• _What the task requires_:
Search the material for "this" and show all lines that contain it.

Stored entries:
↓↓↓
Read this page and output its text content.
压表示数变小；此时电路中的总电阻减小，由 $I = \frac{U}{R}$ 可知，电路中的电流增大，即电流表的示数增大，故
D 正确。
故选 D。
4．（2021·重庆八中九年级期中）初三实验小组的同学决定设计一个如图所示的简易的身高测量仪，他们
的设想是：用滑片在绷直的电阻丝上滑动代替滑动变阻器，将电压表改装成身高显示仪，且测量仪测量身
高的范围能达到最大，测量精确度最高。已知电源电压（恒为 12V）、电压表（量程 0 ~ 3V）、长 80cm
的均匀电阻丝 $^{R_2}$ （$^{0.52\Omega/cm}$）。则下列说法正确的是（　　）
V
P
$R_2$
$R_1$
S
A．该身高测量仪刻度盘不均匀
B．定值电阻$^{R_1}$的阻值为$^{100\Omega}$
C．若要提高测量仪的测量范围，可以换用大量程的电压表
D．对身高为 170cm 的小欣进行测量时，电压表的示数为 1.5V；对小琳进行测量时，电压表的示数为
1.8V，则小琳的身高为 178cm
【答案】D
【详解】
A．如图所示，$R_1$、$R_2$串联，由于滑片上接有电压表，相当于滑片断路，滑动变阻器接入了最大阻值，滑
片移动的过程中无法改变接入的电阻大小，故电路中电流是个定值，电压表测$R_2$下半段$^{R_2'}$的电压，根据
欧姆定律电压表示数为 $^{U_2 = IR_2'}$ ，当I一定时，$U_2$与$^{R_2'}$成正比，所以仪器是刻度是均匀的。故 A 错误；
↑↑↑
↓↓↓
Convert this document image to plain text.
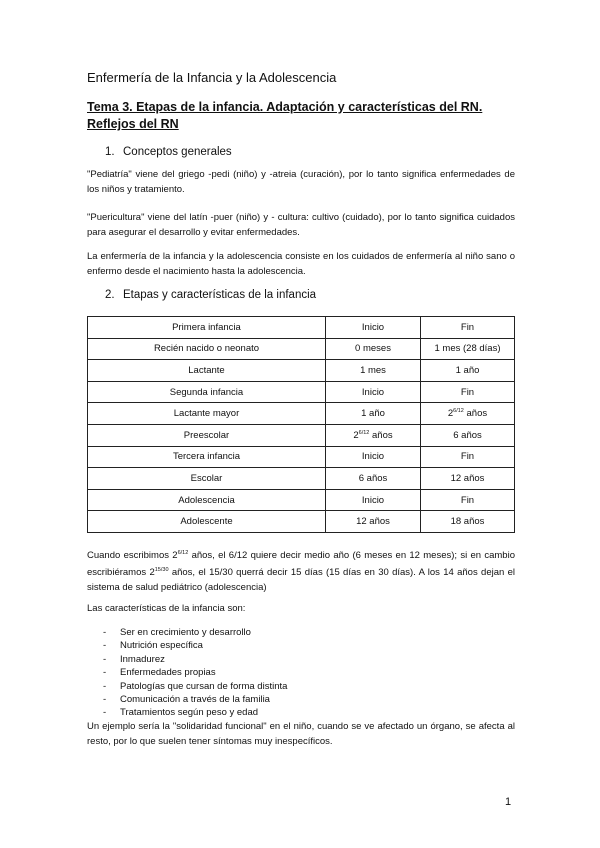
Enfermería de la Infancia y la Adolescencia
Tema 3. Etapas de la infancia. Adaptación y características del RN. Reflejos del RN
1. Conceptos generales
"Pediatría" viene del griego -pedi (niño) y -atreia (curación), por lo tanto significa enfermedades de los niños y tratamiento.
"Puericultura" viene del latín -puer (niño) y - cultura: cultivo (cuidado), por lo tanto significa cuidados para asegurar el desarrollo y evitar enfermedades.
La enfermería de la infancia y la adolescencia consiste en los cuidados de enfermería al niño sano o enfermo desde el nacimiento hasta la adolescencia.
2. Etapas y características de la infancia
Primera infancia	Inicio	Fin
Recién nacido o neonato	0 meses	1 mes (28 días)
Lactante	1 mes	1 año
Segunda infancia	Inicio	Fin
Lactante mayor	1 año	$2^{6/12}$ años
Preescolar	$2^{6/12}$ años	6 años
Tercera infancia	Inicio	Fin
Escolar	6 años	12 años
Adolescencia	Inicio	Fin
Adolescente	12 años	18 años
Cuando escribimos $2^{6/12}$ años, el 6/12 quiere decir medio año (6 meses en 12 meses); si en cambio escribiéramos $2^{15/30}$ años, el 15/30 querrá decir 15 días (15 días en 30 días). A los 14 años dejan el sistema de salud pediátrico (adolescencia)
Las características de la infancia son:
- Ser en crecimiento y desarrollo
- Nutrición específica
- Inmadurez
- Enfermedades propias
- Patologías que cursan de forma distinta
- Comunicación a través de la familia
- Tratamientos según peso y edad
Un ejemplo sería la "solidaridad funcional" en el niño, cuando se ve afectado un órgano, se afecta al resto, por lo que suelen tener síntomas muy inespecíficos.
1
↑↑↑
• _Worked answer_:
Read this page and output its text content.
Convert this document image to plain text.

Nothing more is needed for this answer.